Extracted records
◆ ◆ ◆
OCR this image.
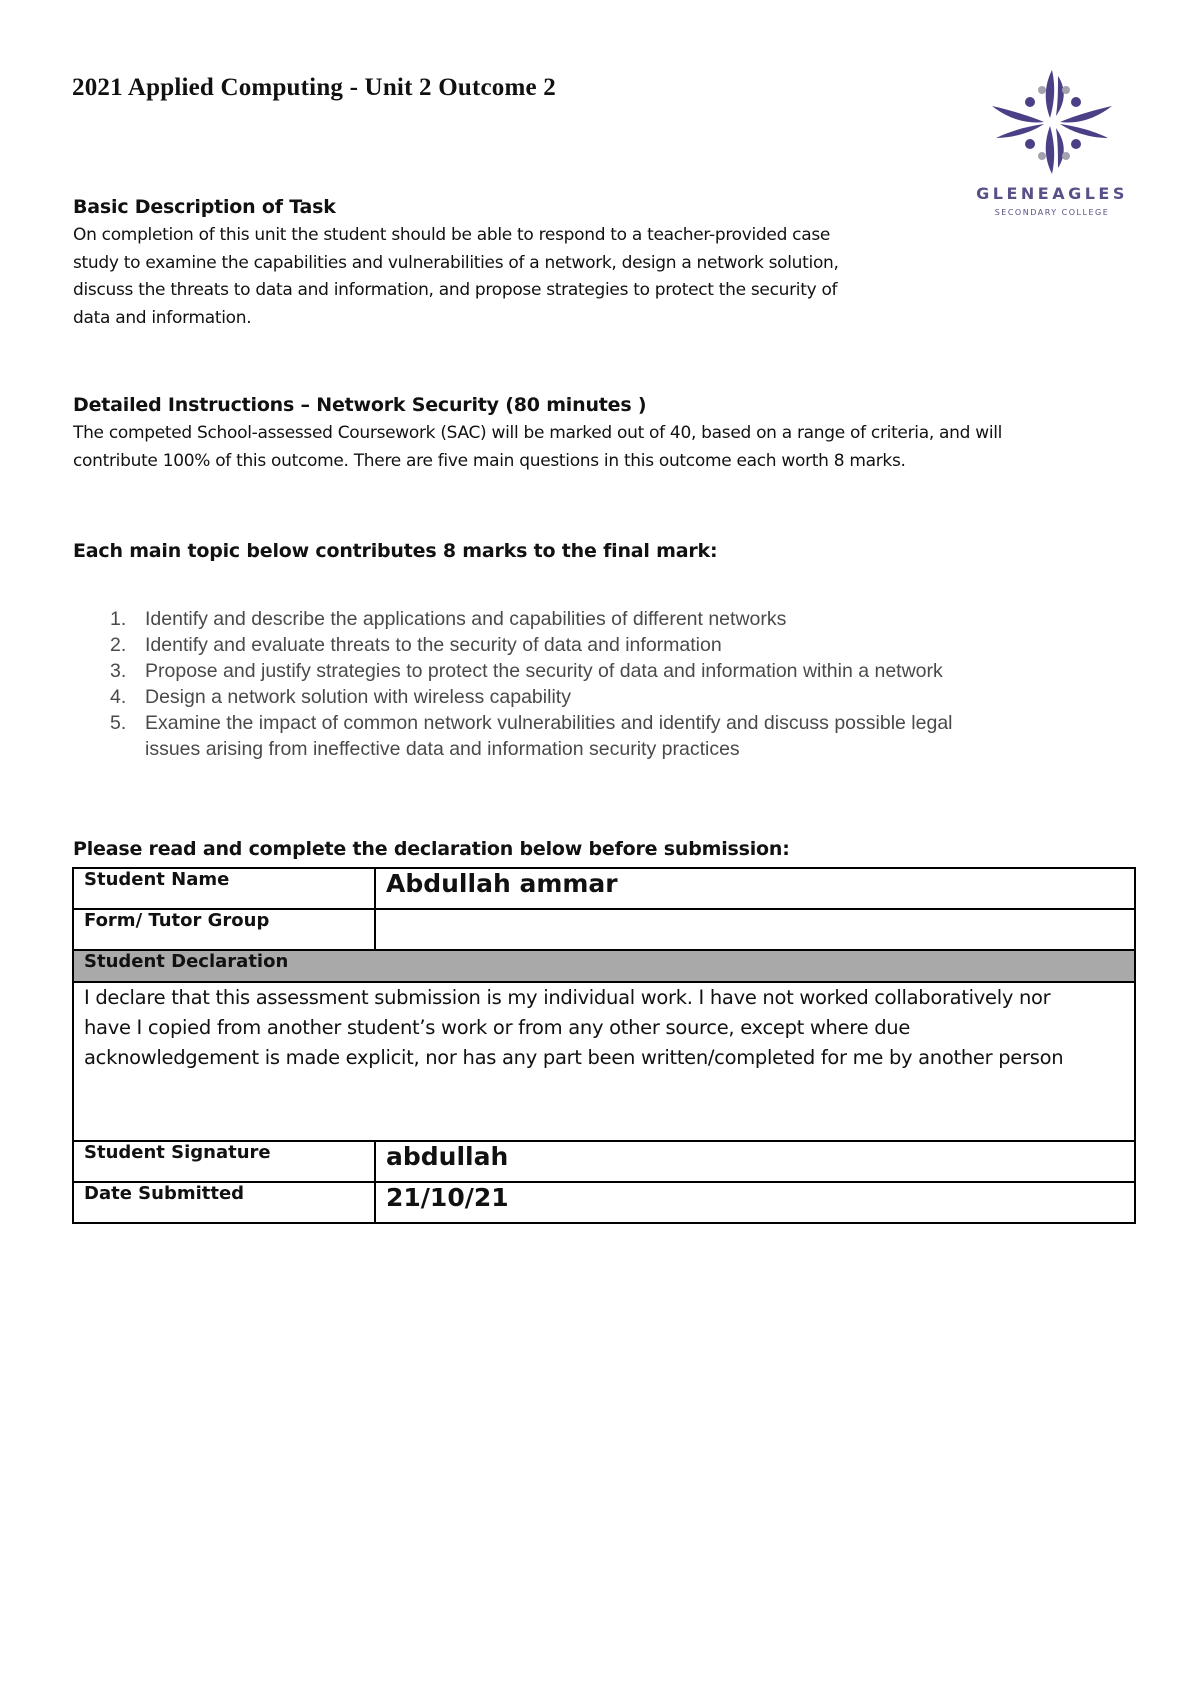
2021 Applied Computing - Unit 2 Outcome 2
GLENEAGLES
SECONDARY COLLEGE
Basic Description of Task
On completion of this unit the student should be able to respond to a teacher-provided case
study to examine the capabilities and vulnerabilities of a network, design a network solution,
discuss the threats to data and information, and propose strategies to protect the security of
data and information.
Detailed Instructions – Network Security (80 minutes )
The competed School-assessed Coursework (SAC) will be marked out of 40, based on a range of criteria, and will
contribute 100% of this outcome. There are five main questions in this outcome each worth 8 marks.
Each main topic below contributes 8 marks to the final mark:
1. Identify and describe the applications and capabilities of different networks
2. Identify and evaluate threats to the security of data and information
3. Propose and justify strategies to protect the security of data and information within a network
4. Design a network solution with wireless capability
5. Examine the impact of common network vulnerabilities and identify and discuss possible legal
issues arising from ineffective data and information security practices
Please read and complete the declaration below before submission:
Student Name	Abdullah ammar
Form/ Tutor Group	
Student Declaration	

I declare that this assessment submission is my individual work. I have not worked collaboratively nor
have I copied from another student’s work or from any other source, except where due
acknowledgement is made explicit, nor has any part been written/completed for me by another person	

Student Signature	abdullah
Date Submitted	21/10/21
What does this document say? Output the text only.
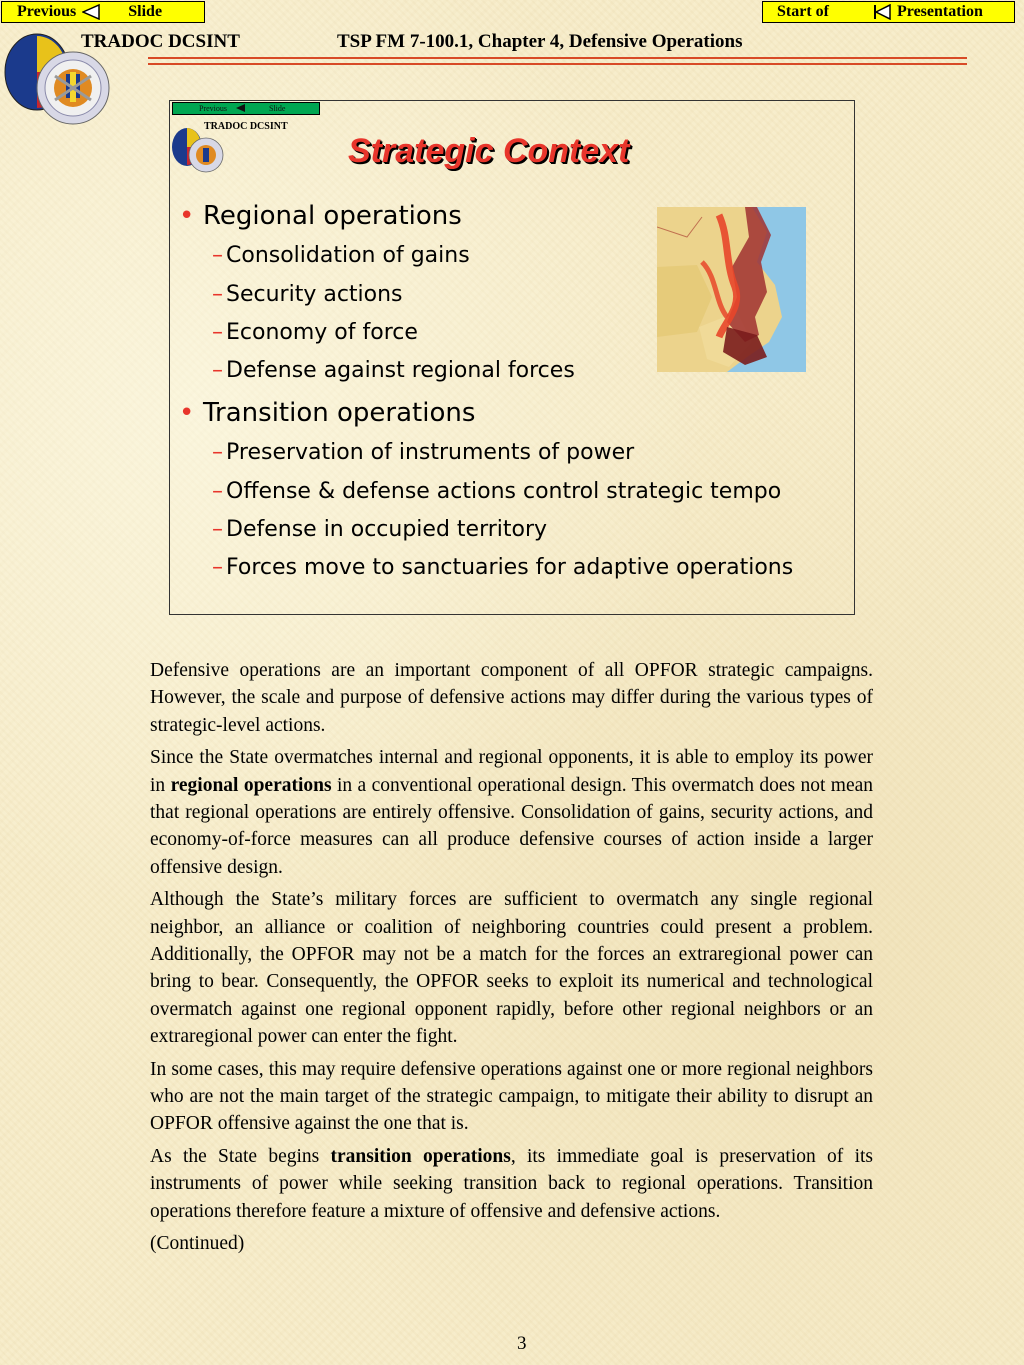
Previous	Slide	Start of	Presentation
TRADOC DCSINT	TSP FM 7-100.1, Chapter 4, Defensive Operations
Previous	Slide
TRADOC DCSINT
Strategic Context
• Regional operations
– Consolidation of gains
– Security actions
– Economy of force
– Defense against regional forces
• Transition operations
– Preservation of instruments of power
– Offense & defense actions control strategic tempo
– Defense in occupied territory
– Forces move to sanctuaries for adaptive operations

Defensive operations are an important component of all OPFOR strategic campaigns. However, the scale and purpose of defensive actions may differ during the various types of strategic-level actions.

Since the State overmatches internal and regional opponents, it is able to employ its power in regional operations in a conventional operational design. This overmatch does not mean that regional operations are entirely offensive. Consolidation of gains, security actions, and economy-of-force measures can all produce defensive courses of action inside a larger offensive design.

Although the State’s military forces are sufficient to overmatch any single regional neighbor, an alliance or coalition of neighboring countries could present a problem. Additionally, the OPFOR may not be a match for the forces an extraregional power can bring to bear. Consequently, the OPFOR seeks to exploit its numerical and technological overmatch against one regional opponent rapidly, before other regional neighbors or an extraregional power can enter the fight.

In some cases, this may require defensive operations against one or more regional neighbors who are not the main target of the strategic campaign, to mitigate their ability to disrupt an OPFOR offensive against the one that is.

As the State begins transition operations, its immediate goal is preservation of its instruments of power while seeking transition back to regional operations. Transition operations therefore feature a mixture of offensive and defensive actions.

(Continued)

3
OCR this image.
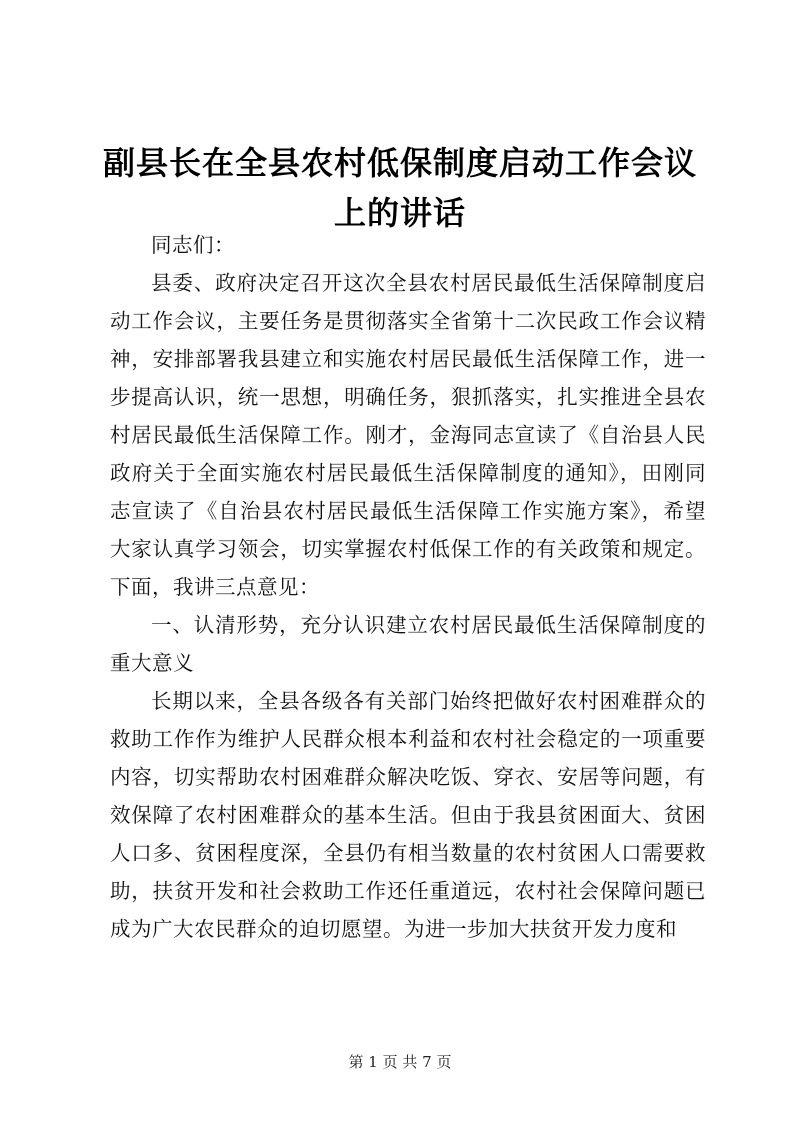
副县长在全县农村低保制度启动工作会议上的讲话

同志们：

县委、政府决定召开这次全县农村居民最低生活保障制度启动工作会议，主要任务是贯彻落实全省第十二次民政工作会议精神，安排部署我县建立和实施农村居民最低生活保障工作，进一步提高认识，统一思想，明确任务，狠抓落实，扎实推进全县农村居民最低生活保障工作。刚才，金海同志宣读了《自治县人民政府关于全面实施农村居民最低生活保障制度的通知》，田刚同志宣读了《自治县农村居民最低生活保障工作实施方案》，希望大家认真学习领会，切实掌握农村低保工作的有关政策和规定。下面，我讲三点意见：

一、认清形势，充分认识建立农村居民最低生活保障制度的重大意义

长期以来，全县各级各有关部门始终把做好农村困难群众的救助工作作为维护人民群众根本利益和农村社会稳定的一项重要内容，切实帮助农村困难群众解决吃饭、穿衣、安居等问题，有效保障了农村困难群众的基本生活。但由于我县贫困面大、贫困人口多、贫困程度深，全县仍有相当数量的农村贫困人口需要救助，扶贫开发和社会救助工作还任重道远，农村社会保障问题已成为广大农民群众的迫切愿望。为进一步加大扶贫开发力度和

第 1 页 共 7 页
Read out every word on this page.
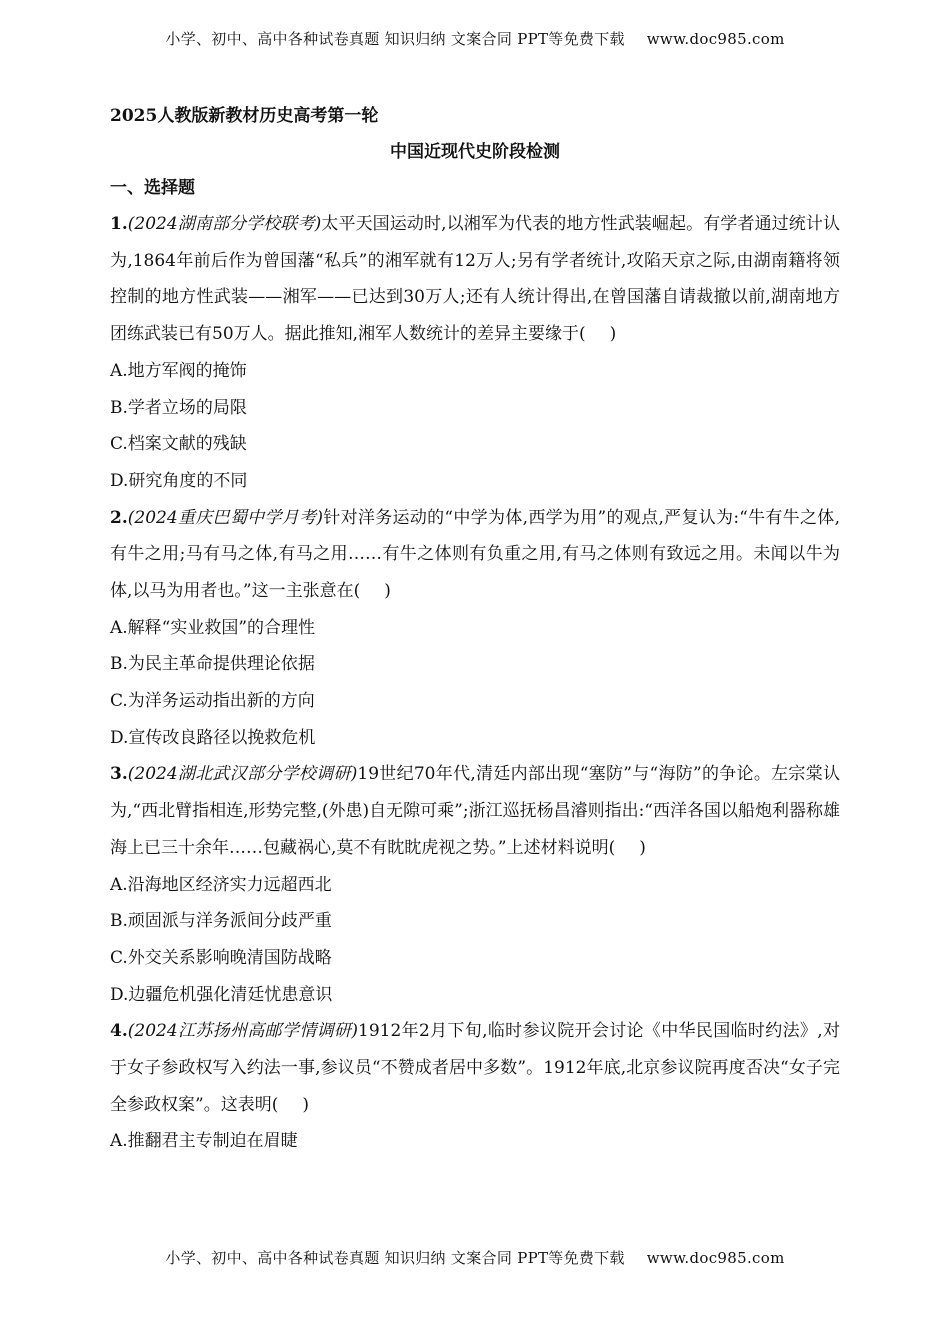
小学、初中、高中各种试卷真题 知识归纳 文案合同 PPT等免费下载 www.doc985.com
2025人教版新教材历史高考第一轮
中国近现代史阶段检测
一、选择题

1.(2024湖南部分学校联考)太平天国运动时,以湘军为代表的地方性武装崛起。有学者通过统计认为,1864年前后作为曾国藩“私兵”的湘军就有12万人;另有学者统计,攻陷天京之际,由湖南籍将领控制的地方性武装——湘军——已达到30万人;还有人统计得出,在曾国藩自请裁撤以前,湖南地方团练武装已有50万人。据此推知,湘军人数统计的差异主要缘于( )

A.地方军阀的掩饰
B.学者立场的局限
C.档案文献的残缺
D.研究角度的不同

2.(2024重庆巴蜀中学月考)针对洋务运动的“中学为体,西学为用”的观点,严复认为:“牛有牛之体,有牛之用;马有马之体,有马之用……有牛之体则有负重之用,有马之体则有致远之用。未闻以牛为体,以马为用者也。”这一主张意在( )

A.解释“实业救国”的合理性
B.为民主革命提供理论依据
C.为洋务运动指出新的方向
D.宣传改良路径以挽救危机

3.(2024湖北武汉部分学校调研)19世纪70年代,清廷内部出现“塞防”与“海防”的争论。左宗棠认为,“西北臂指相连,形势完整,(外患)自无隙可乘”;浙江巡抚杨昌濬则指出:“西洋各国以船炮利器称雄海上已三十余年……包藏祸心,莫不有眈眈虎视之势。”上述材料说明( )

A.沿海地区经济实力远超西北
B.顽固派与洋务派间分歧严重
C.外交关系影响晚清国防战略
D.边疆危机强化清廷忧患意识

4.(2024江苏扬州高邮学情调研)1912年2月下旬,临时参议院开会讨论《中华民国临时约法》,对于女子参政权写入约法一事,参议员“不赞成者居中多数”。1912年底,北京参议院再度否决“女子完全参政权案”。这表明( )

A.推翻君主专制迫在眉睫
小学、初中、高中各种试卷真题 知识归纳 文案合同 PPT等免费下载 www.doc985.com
◆ ◆ ◆
_WHAT TO WORK ON_
Check the records above line by line and tally those holding the string "data". Answer with the number only.

_SOLUTION_
5